[Job]: Print the entries verbatim, leaving out the images they contain.

[Records to process]:
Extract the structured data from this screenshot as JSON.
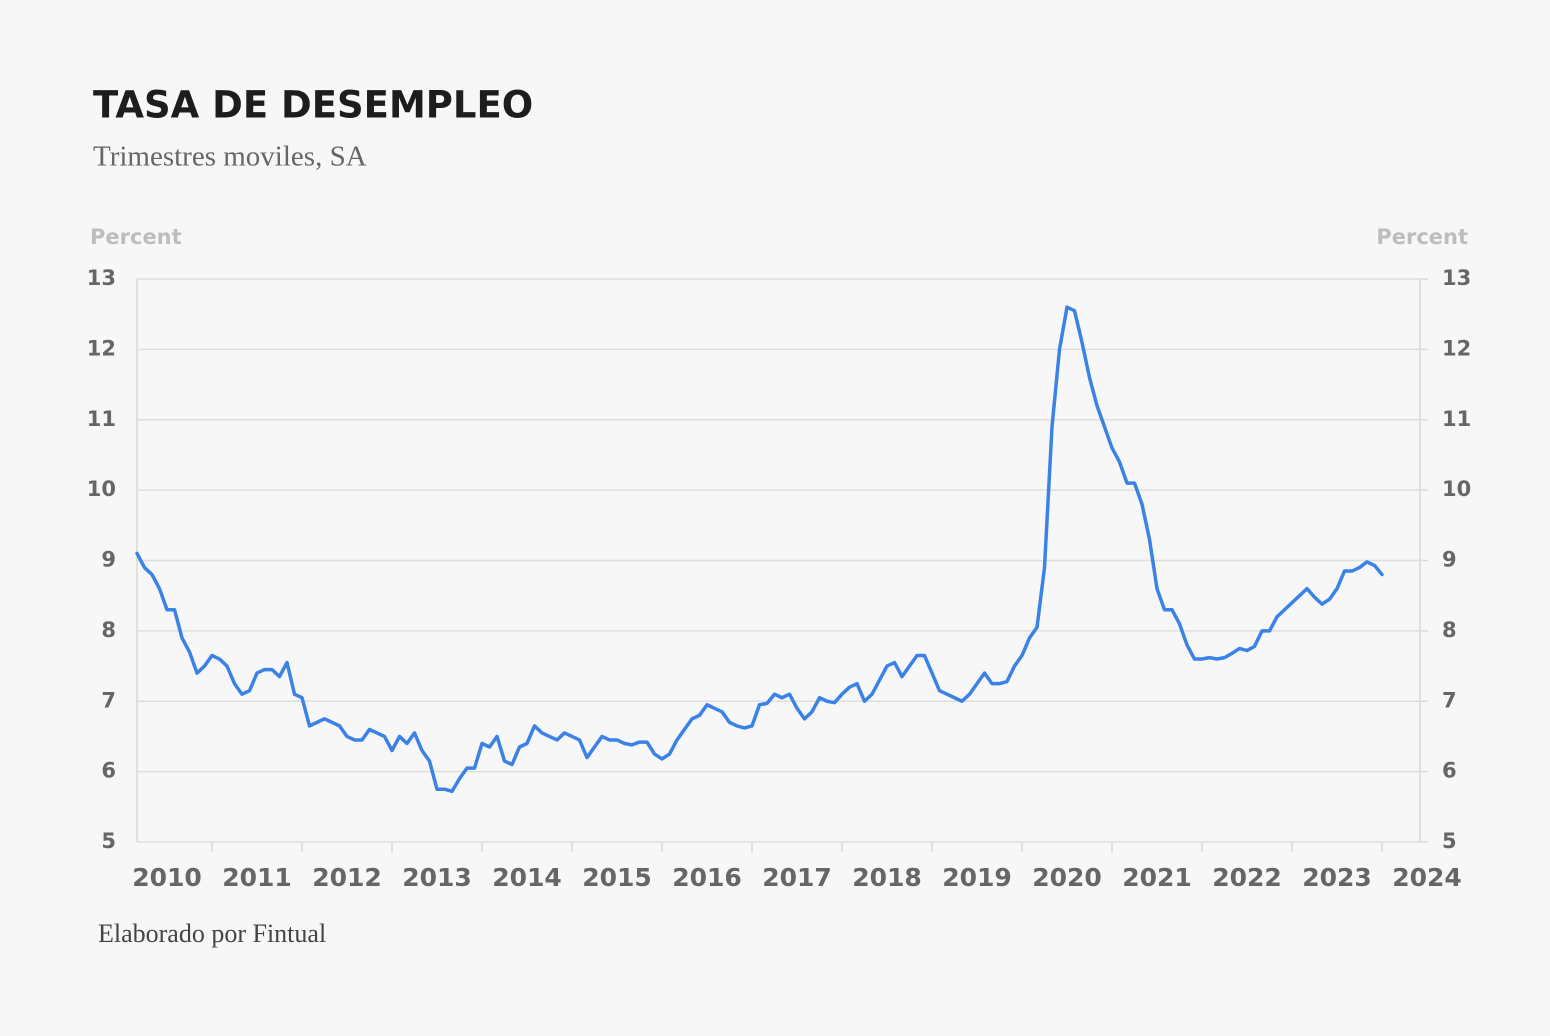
{
  "chart_data": {
    "type": "line",
    "title": "TASA DE DESEMPLEO",
    "subtitle": "Trimestres moviles, SA",
    "y_label": "Percent",
    "y2_label": "Percent",
    "source": "Elaborado por Fintual",
    "color": "#3b82e6",
    "grid": true,
    "ylim": [
      5,
      13
    ],
    "yticks": [
      5,
      6,
      7,
      8,
      9,
      10,
      11,
      12,
      13
    ],
    "y2lim": [
      5,
      13
    ],
    "y2ticks": [
      5,
      6,
      7,
      8,
      9,
      10,
      11,
      12,
      13
    ],
    "categories": [
      null,
      null,
      null,
      null,
      "2010",
      null,
      null,
      null,
      null,
      null,
      null,
      null,
      null,
      null,
      null,
      null,
      "2011",
      null,
      null,
      null,
      null,
      null,
      null,
      null,
      null,
      null,
      null,
      null,
      "2012",
      null,
      null,
      null,
      null,
      null,
      null,
      null,
      null,
      null,
      null,
      null,
      "2013",
      null,
      null,
      null,
      null,
      null,
      null,
      null,
      null,
      null,
      null,
      null,
      "2014",
      null,
      null,
      null,
      null,
      null,
      null,
      null,
      null,
      null,
      null,
      null,
      "2015",
      null,
      null,
      null,
      null,
      null,
      null,
      null,
      null,
      null,
      null,
      null,
      "2016",
      null,
      null,
      null,
      null,
      null,
      null,
      null,
      null,
      null,
      null,
      null,
      "2017",
      null,
      null,
      null,
      null,
      null,
      null,
      null,
      null,
      null,
      null,
      null,
      "2018",
      null,
      null,
      null,
      null,
      null,
      null,
      null,
      null,
      null,
      null,
      null,
      "2019",
      null,
      null,
      null,
      null,
      null,
      null,
      null,
      null,
      null,
      null,
      null,
      "2020",
      null,
      null,
      null,
      null,
      null,
      null,
      null,
      null,
      null,
      null,
      null,
      "2021",
      null,
      null,
      null,
      null,
      null,
      null,
      null,
      null,
      null,
      null,
      null,
      "2022",
      null,
      null,
      null,
      null,
      null,
      null,
      null,
      null,
      null,
      null,
      null,
      "2023",
      null,
      null,
      null,
      null,
      null,
      null,
      null,
      null,
      null,
      null,
      null,
      "2024"
    ],
    "values": [
      9.1,
      8.9,
      8.8,
      8.6,
      8.3,
      8.3,
      7.9,
      7.7,
      7.4,
      7.5,
      7.65,
      7.6,
      7.5,
      7.25,
      7.1,
      7.15,
      7.4,
      7.45,
      7.45,
      7.35,
      7.55,
      7.1,
      7.05,
      6.65,
      6.7,
      6.75,
      6.7,
      6.65,
      6.5,
      6.45,
      6.45,
      6.6,
      6.55,
      6.5,
      6.3,
      6.5,
      6.4,
      6.55,
      6.3,
      6.15,
      5.75,
      5.75,
      5.72,
      5.9,
      6.05,
      6.05,
      6.4,
      6.35,
      6.5,
      6.15,
      6.1,
      6.35,
      6.4,
      6.65,
      6.55,
      6.5,
      6.45,
      6.55,
      6.5,
      6.45,
      6.2,
      6.35,
      6.5,
      6.45,
      6.45,
      6.4,
      6.38,
      6.42,
      6.42,
      6.25,
      6.18,
      6.25,
      6.45,
      6.6,
      6.75,
      6.8,
      6.95,
      6.9,
      6.85,
      6.7,
      6.65,
      6.62,
      6.65,
      6.95,
      6.97,
      7.1,
      7.05,
      7.1,
      6.9,
      6.75,
      6.85,
      7.05,
      7.0,
      6.98,
      7.1,
      7.2,
      7.25,
      7.0,
      7.1,
      7.3,
      7.5,
      7.55,
      7.35,
      7.5,
      7.65,
      7.65,
      7.4,
      7.15,
      7.1,
      7.05,
      7.0,
      7.1,
      7.25,
      7.4,
      7.25,
      7.25,
      7.28,
      7.5,
      7.65,
      7.9,
      8.05,
      8.9,
      10.9,
      12.0,
      12.6,
      12.55,
      12.1,
      11.6,
      11.2,
      10.9,
      10.6,
      10.4,
      10.1,
      10.1,
      9.8,
      9.3,
      8.6,
      8.3,
      8.3,
      8.1,
      7.8,
      7.6,
      7.6,
      7.62,
      7.6,
      7.62,
      7.68,
      7.75,
      7.72,
      7.78,
      8.0,
      8.0,
      8.2,
      8.3,
      8.4,
      8.5,
      8.6,
      8.48,
      8.38,
      8.45,
      8.6,
      8.85,
      8.85,
      8.9,
      8.98,
      8.93,
      8.8,
      null,
      null,
      null,
      null,
      null,
      null
    ]
  }
}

[Full answer]:
Extract the structured data from this screenshot as JSON.
{
  "chart_data": {
    "type": "line",
    "title": "TASA DE DESEMPLEO",
    "subtitle": "Trimestres moviles, SA",
    "y_label": "Percent",
    "y2_label": "Percent",
    "source": "Elaborado por Fintual",
    "color": "#3b82e6",
    "grid": true,
    "ylim": [
      5,
      13
    ],
    "yticks": [
      5,
      6,
      7,
      8,
      9,
      10,
      11,
      12,
      13
    ],
    "y2lim": [
      5,
      13
    ],
    "y2ticks": [
      5,
      6,
      7,
      8,
      9,
      10,
      11,
      12,
      13
    ],
    "categories": [
      null,
      null,
      null,
      null,
      "2010",
      null,
      null,
      null,
      null,
      null,
      null,
      null,
      null,
      null,
      null,
      null,
      "2011",
      null,
      null,
      null,
      null,
      null,
      null,
      null,
      null,
      null,
      null,
      null,
      "2012",
      null,
      null,
      null,
      null,
      null,
      null,
      null,
      null,
      null,
      null,
      null,
      "2013",
      null,
      null,
      null,
      null,
      null,
      null,
      null,
      null,
      null,
      null,
      null,
      "2014",
      null,
      null,
      null,
      null,
      null,
      null,
      null,
      null,
      null,
      null,
      null,
      "2015",
      null,
      null,
      null,
      null,
      null,
      null,
      null,
      null,
      null,
      null,
      null,
      "2016",
      null,
      null,
      null,
      null,
      null,
      null,
      null,
      null,
      null,
      null,
      null,
      "2017",
      null,
      null,
      null,
      null,
      null,
      null,
      null,
      null,
      null,
      null,
      null,
      "2018",
      null,
      null,
      null,
      null,
      null,
      null,
      null,
      null,
      null,
      null,
      null,
      "2019",
      null,
      null,
      null,
      null,
      null,
      null,
      null,
      null,
      null,
      null,
      null,
      "2020",
      null,
      null,
      null,
      null,
      null,
      null,
      null,
      null,
      null,
      null,
      null,
      "2021",
      null,
      null,
      null,
      null,
      null,
      null,
      null,
      null,
      null,
      null,
      null,
      "2022",
      null,
      null,
      null,
      null,
      null,
      null,
      null,
      null,
      null,
      null,
      null,
      "2023",
      null,
      null,
      null,
      null,
      null,
      null,
      null,
      null,
      null,
      null,
      null,
      "2024"
    ],
    "values": [
      9.1,
      8.9,
      8.8,
      8.6,
      8.3,
      8.3,
      7.9,
      7.7,
      7.4,
      7.5,
      7.65,
      7.6,
      7.5,
      7.25,
      7.1,
      7.15,
      7.4,
      7.45,
      7.45,
      7.35,
      7.55,
      7.1,
      7.05,
      6.65,
      6.7,
      6.75,
      6.7,
      6.65,
      6.5,
      6.45,
      6.45,
      6.6,
      6.55,
      6.5,
      6.3,
      6.5,
      6.4,
      6.55,
      6.3,
      6.15,
      5.75,
      5.75,
      5.72,
      5.9,
      6.05,
      6.05,
      6.4,
      6.35,
      6.5,
      6.15,
      6.1,
      6.35,
      6.4,
      6.65,
      6.55,
      6.5,
      6.45,
      6.55,
      6.5,
      6.45,
      6.2,
      6.35,
      6.5,
      6.45,
      6.45,
      6.4,
      6.38,
      6.42,
      6.42,
      6.25,
      6.18,
      6.25,
      6.45,
      6.6,
      6.75,
      6.8,
      6.95,
      6.9,
      6.85,
      6.7,
      6.65,
      6.62,
      6.65,
      6.95,
      6.97,
      7.1,
      7.05,
      7.1,
      6.9,
      6.75,
      6.85,
      7.05,
      7.0,
      6.98,
      7.1,
      7.2,
      7.25,
      7.0,
      7.1,
      7.3,
      7.5,
      7.55,
      7.35,
      7.5,
      7.65,
      7.65,
      7.4,
      7.15,
      7.1,
      7.05,
      7.0,
      7.1,
      7.25,
      7.4,
      7.25,
      7.25,
      7.28,
      7.5,
      7.65,
      7.9,
      8.05,
      8.9,
      10.9,
      12.0,
      12.6,
      12.55,
      12.1,
      11.6,
      11.2,
      10.9,
      10.6,
      10.4,
      10.1,
      10.1,
      9.8,
      9.3,
      8.6,
      8.3,
      8.3,
      8.1,
      7.8,
      7.6,
      7.6,
      7.62,
      7.6,
      7.62,
      7.68,
      7.75,
      7.72,
      7.78,
      8.0,
      8.0,
      8.2,
      8.3,
      8.4,
      8.5,
      8.6,
      8.48,
      8.38,
      8.45,
      8.6,
      8.85,
      8.85,
      8.9,
      8.98,
      8.93,
      8.8,
      null,
      null,
      null,
      null,
      null,
      null
    ]
  }
}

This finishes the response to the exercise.